Required work: Quote the whole listing word for word. Do not include the pictures.
○ ○ ○ ○ ○
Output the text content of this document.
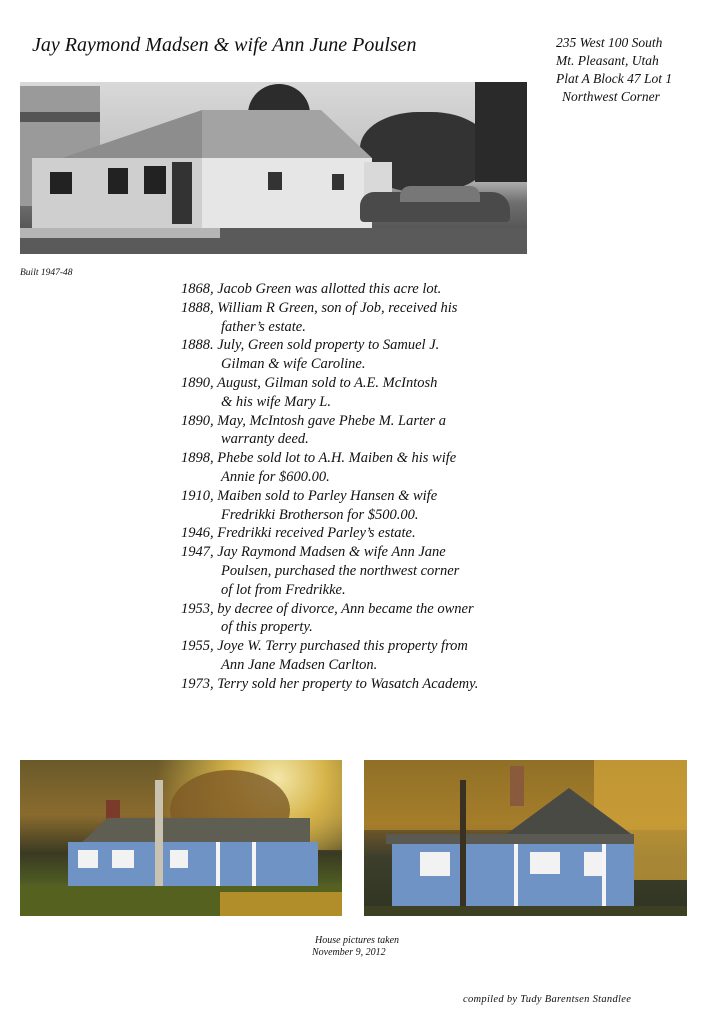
Jay Raymond Madsen & wife Ann June Poulsen	235 West 100 South
Mt. Pleasant, Utah
Plat A Block 47 Lot 1
Northwest Corner
Built 1947-48
1868, Jacob Green was allotted this acre lot.
1888, William R Green, son of Job, received his
father’s estate.
1888. July, Green sold property to Samuel J.
Gilman & wife Caroline.
1890, August, Gilman sold to A.E. McIntosh
& his wife Mary L.
1890, May, McIntosh gave Phebe M. Larter a
warranty deed.
1898, Phebe sold lot to A.H. Maiben & his wife
Annie for $600.00.
1910, Maiben sold to Parley Hansen & wife
Fredrikki Brotherson for $500.00.
1946, Fredrikki received Parley’s estate.
1947, Jay Raymond Madsen & wife Ann Jane
Poulsen, purchased the northwest corner
of lot from Fredrikke.
1953, by decree of divorce, Ann became the owner
of this property.
1955, Joye W. Terry purchased this property from
Ann Jane Madsen Carlton.
1973, Terry sold her property to Wasatch Academy.
House pictures taken
November 9, 2012
compiled by Tudy Barentsen Standlee
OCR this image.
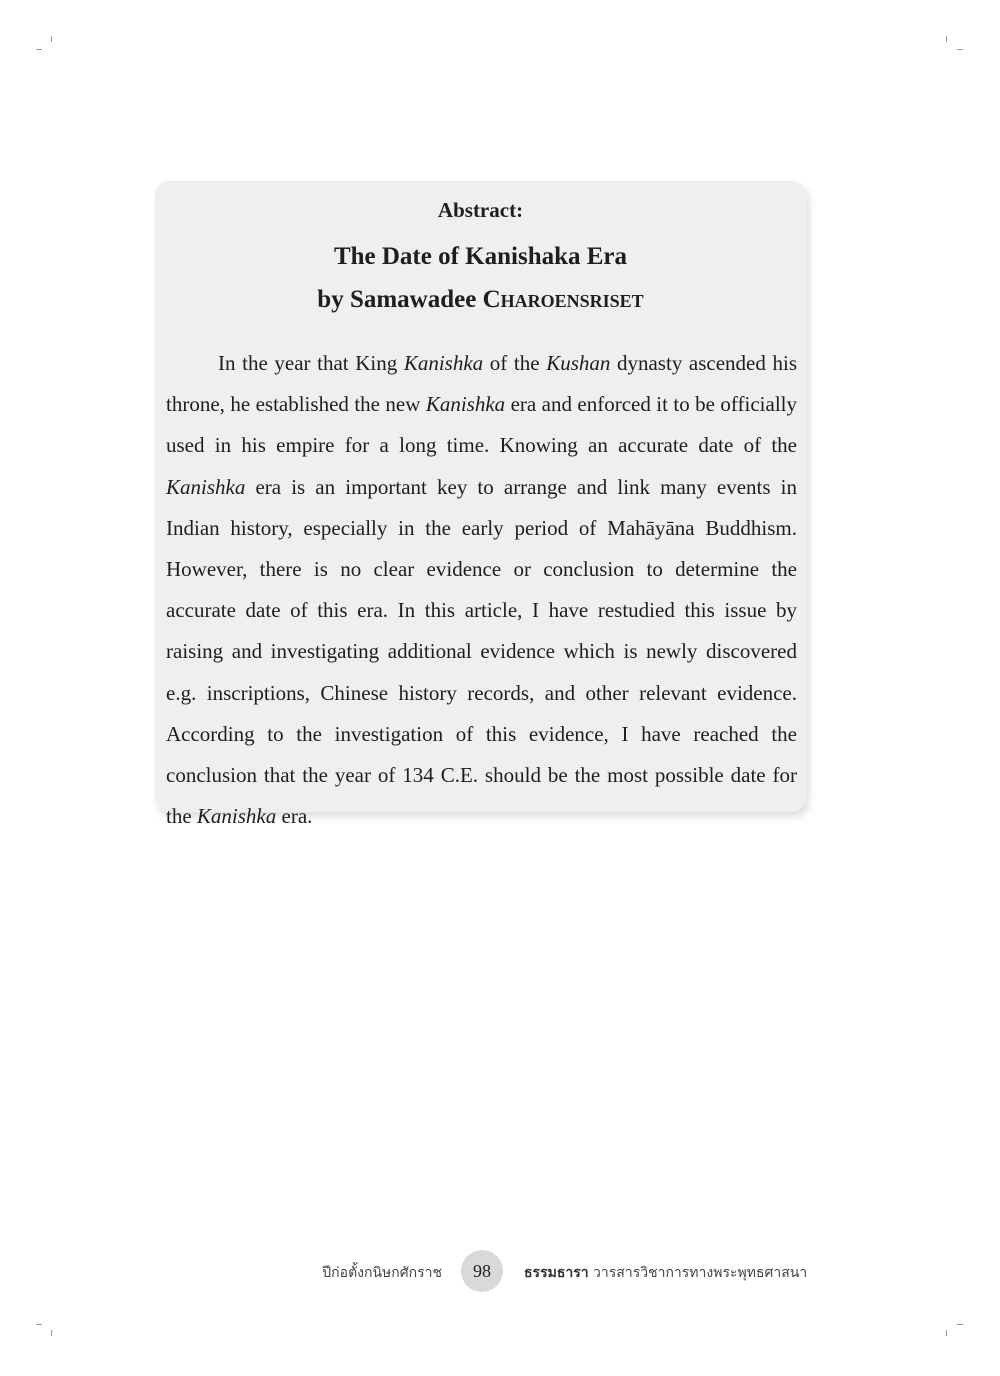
Abstract:
The Date of Kanishaka Era
by Samawadee Charoensriset

In the year that King Kanishka of the Kushan dynasty ascended his throne, he established the new Kanishka era and enforced it to be officially used in his empire for a long time. Knowing an accurate date of the Kanishka era is an important key to arrange and link many events in Indian history, especially in the early period of Mahāyāna Buddhism. However, there is no clear evidence or conclusion to determine the accurate date of this era. In this article, I have restudied this issue by raising and investigating additional evidence which is newly discovered e.g. inscriptions, Chinese history records, and other relevant evidence. According to the investigation of this evidence, I have reached the conclusion that the year of 134 C.E. should be the most possible date for the Kanishka era.

ปีก่อตั้งกนิษกศักราช 98 ธรรมธารา วารสารวิชาการทางพระพุทธศาสนา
○ ○ ○ ○ ○
Output for this exercise:
Output the text content of this document.
Jay Raymond Madsen & wife Ann June Poulsen	235 West 100 South
Mt. Pleasant, Utah
Plat A Block 47 Lot 1
Northwest Corner
Built 1947-48
1868, Jacob Green was allotted this acre lot.
1888, William R Green, son of Job, received his
father’s estate.
1888. July, Green sold property to Samuel J.
Gilman & wife Caroline.
1890, August, Gilman sold to A.E. McIntosh
& his wife Mary L.
1890, May, McIntosh gave Phebe M. Larter a
warranty deed.
1898, Phebe sold lot to A.H. Maiben & his wife
Annie for $600.00.
1910, Maiben sold to Parley Hansen & wife
Fredrikki Brotherson for $500.00.
1946, Fredrikki received Parley’s estate.
1947, Jay Raymond Madsen & wife Ann Jane
Poulsen, purchased the northwest corner
of lot from Fredrikke.
1953, by decree of divorce, Ann became the owner
of this property.
1955, Joye W. Terry purchased this property from
Ann Jane Madsen Carlton.
1973, Terry sold her property to Wasatch Academy.
House pictures taken
November 9, 2012
compiled by Tudy Barentsen Standlee
OCR this image.
Abstract:
The Date of Kanishaka Era
by Samawadee Charoensriset

In the year that King Kanishka of the Kushan dynasty ascended his throne, he established the new Kanishka era and enforced it to be officially used in his empire for a long time. Knowing an accurate date of the Kanishka era is an important key to arrange and link many events in Indian history, especially in the early period of Mahāyāna Buddhism. However, there is no clear evidence or conclusion to determine the accurate date of this era. In this article, I have restudied this issue by raising and investigating additional evidence which is newly discovered e.g. inscriptions, Chinese history records, and other relevant evidence. According to the investigation of this evidence, I have reached the conclusion that the year of 134 C.E. should be the most possible date for the Kanishka era.

ปีก่อตั้งกนิษกศักราช 98 ธรรมธารา วารสารวิชาการทางพระพุทธศาสนา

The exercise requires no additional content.